* _Your goal_
Restate each entry word for word, leaving nothing out.

* _Input data_
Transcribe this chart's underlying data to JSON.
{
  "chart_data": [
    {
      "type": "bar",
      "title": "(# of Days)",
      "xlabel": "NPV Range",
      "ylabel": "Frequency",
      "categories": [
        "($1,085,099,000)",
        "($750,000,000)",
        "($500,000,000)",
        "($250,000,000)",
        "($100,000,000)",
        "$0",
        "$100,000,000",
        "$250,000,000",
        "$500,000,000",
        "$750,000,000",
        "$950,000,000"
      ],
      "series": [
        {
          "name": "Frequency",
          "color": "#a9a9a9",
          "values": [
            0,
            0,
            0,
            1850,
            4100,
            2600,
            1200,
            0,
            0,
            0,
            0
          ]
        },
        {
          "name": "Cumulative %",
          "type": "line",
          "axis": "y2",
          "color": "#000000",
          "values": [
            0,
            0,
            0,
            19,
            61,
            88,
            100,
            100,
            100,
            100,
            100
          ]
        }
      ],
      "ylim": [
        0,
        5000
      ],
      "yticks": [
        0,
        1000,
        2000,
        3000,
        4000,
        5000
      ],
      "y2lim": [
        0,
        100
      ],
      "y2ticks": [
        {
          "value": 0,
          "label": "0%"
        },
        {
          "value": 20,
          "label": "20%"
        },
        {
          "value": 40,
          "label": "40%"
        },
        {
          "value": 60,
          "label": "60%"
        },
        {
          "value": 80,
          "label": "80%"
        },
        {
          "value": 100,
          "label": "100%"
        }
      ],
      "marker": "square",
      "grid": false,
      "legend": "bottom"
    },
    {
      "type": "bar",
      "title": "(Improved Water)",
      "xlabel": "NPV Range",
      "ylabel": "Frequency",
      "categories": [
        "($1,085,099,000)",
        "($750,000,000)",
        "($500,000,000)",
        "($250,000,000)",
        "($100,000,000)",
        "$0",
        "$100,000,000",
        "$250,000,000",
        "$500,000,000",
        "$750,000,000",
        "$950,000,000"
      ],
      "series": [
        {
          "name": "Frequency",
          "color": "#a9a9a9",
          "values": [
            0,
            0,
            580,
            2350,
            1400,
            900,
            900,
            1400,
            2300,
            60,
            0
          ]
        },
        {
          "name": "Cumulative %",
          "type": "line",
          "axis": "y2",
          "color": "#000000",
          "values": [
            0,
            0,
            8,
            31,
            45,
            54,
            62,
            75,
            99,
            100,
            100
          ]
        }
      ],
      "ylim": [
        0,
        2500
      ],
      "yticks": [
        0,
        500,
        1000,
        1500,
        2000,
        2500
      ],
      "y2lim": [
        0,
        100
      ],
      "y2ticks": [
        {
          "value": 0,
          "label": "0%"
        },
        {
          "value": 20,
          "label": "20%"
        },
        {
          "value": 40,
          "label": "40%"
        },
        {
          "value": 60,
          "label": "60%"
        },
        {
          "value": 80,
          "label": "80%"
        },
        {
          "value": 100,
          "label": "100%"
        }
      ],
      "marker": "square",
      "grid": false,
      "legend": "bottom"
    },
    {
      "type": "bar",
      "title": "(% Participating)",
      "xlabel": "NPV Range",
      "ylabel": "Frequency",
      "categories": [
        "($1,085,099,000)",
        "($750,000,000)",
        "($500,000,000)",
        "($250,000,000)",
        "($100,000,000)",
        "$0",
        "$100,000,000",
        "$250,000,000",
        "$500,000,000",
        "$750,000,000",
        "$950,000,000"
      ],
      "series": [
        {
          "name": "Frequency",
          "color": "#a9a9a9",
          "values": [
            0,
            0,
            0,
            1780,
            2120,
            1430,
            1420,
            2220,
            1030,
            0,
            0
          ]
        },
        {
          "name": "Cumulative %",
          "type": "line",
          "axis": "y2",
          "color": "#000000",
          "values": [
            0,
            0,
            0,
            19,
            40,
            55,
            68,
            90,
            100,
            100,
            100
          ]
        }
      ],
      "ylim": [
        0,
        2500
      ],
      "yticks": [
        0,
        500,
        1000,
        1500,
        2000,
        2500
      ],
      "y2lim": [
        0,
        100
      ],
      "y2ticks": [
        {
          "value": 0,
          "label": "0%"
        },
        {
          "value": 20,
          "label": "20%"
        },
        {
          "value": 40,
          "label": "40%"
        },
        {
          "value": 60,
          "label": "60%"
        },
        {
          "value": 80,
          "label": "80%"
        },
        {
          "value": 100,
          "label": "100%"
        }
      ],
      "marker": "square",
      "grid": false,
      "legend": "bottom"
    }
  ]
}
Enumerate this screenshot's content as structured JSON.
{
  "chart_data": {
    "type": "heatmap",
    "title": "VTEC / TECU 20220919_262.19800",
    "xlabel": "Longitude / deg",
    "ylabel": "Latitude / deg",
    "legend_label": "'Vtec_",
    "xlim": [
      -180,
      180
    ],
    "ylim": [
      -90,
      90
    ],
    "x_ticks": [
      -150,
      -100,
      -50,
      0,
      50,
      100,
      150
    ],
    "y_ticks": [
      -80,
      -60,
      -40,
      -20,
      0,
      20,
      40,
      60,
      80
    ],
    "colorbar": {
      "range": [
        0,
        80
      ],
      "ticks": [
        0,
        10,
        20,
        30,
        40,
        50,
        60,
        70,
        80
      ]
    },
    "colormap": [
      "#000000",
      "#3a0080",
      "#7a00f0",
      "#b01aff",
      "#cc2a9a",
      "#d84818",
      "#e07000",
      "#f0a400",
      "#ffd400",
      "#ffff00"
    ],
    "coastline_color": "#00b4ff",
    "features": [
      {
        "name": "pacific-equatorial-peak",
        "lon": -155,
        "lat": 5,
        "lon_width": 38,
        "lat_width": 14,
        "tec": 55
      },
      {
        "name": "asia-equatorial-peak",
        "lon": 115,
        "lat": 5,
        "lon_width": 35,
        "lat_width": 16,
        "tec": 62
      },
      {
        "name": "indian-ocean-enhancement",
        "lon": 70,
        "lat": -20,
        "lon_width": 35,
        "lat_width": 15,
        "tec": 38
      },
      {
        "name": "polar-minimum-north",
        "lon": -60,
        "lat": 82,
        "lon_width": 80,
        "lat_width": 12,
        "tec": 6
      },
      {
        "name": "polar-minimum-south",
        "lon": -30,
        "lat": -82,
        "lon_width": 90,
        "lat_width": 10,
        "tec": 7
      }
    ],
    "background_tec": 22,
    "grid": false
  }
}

* _Written answer_
Transcribe this chart's underlying data to JSON.
{
  "chart_data": [
    {
      "type": "bar",
      "title": "(# of Days)",
      "xlabel": "NPV Range",
      "ylabel": "Frequency",
      "categories": [
        "($1,085,099,000)",
        "($750,000,000)",
        "($500,000,000)",
        "($250,000,000)",
        "($100,000,000)",
        "$0",
        "$100,000,000",
        "$250,000,000",
        "$500,000,000",
        "$750,000,000",
        "$950,000,000"
      ],
      "series": [
        {
          "name": "Frequency",
          "color": "#a9a9a9",
          "values": [
            0,
            0,
            0,
            1850,
            4100,
            2600,
            1200,
            0,
            0,
            0,
            0
          ]
        },
        {
          "name": "Cumulative %",
          "type": "line",
          "axis": "y2",
          "color": "#000000",
          "values": [
            0,
            0,
            0,
            19,
            61,
            88,
            100,
            100,
            100,
            100,
            100
          ]
        }
      ],
      "ylim": [
        0,
        5000
      ],
      "yticks": [
        0,
        1000,
        2000,
        3000,
        4000,
        5000
      ],
      "y2lim": [
        0,
        100
      ],
      "y2ticks": [
        {
          "value": 0,
          "label": "0%"
        },
        {
          "value": 20,
          "label": "20%"
        },
        {
          "value": 40,
          "label": "40%"
        },
        {
          "value": 60,
          "label": "60%"
        },
        {
          "value": 80,
          "label": "80%"
        },
        {
          "value": 100,
          "label": "100%"
        }
      ],
      "marker": "square",
      "grid": false,
      "legend": "bottom"
    },
    {
      "type": "bar",
      "title": "(Improved Water)",
      "xlabel": "NPV Range",
      "ylabel": "Frequency",
      "categories": [
        "($1,085,099,000)",
        "($750,000,000)",
        "($500,000,000)",
        "($250,000,000)",
        "($100,000,000)",
        "$0",
        "$100,000,000",
        "$250,000,000",
        "$500,000,000",
        "$750,000,000",
        "$950,000,000"
      ],
      "series": [
        {
          "name": "Frequency",
          "color": "#a9a9a9",
          "values": [
            0,
            0,
            580,
            2350,
            1400,
            900,
            900,
            1400,
            2300,
            60,
            0
          ]
        },
        {
          "name": "Cumulative %",
          "type": "line",
          "axis": "y2",
          "color": "#000000",
          "values": [
            0,
            0,
            8,
            31,
            45,
            54,
            62,
            75,
            99,
            100,
            100
          ]
        }
      ],
      "ylim": [
        0,
        2500
      ],
      "yticks": [
        0,
        500,
        1000,
        1500,
        2000,
        2500
      ],
      "y2lim": [
        0,
        100
      ],
      "y2ticks": [
        {
          "value": 0,
          "label": "0%"
        },
        {
          "value": 20,
          "label": "20%"
        },
        {
          "value": 40,
          "label": "40%"
        },
        {
          "value": 60,
          "label": "60%"
        },
        {
          "value": 80,
          "label": "80%"
        },
        {
          "value": 100,
          "label": "100%"
        }
      ],
      "marker": "square",
      "grid": false,
      "legend": "bottom"
    },
    {
      "type": "bar",
      "title": "(% Participating)",
      "xlabel": "NPV Range",
      "ylabel": "Frequency",
      "categories": [
        "($1,085,099,000)",
        "($750,000,000)",
        "($500,000,000)",
        "($250,000,000)",
        "($100,000,000)",
        "$0",
        "$100,000,000",
        "$250,000,000",
        "$500,000,000",
        "$750,000,000",
        "$950,000,000"
      ],
      "series": [
        {
          "name": "Frequency",
          "color": "#a9a9a9",
          "values": [
            0,
            0,
            0,
            1780,
            2120,
            1430,
            1420,
            2220,
            1030,
            0,
            0
          ]
        },
        {
          "name": "Cumulative %",
          "type": "line",
          "axis": "y2",
          "color": "#000000",
          "values": [
            0,
            0,
            0,
            19,
            40,
            55,
            68,
            90,
            100,
            100,
            100
          ]
        }
      ],
      "ylim": [
        0,
        2500
      ],
      "yticks": [
        0,
        500,
        1000,
        1500,
        2000,
        2500
      ],
      "y2lim": [
        0,
        100
      ],
      "y2ticks": [
        {
          "value": 0,
          "label": "0%"
        },
        {
          "value": 20,
          "label": "20%"
        },
        {
          "value": 40,
          "label": "40%"
        },
        {
          "value": 60,
          "label": "60%"
        },
        {
          "value": 80,
          "label": "80%"
        },
        {
          "value": 100,
          "label": "100%"
        }
      ],
      "marker": "square",
      "grid": false,
      "legend": "bottom"
    }
  ]
}
Enumerate this screenshot's content as structured JSON.
{
  "chart_data": {
    "type": "heatmap",
    "title": "VTEC / TECU 20220919_262.19800",
    "xlabel": "Longitude / deg",
    "ylabel": "Latitude / deg",
    "legend_label": "'Vtec_",
    "xlim": [
      -180,
      180
    ],
    "ylim": [
      -90,
      90
    ],
    "x_ticks": [
      -150,
      -100,
      -50,
      0,
      50,
      100,
      150
    ],
    "y_ticks": [
      -80,
      -60,
      -40,
      -20,
      0,
      20,
      40,
      60,
      80
    ],
    "colorbar": {
      "range": [
        0,
        80
      ],
      "ticks": [
        0,
        10,
        20,
        30,
        40,
        50,
        60,
        70,
        80
      ]
    },
    "colormap": [
      "#000000",
      "#3a0080",
      "#7a00f0",
      "#b01aff",
      "#cc2a9a",
      "#d84818",
      "#e07000",
      "#f0a400",
      "#ffd400",
      "#ffff00"
    ],
    "coastline_color": "#00b4ff",
    "features": [
      {
        "name": "pacific-equatorial-peak",
        "lon": -155,
        "lat": 5,
        "lon_width": 38,
        "lat_width": 14,
        "tec": 55
      },
      {
        "name": "asia-equatorial-peak",
        "lon": 115,
        "lat": 5,
        "lon_width": 35,
        "lat_width": 16,
        "tec": 62
      },
      {
        "name": "indian-ocean-enhancement",
        "lon": 70,
        "lat": -20,
        "lon_width": 35,
        "lat_width": 15,
        "tec": 38
      },
      {
        "name": "polar-minimum-north",
        "lon": -60,
        "lat": 82,
        "lon_width": 80,
        "lat_width": 12,
        "tec": 6
      },
      {
        "name": "polar-minimum-south",
        "lon": -30,
        "lat": -82,
        "lon_width": 90,
        "lat_width": 10,
        "tec": 7
      }
    ],
    "background_tec": 22,
    "grid": false
  }
}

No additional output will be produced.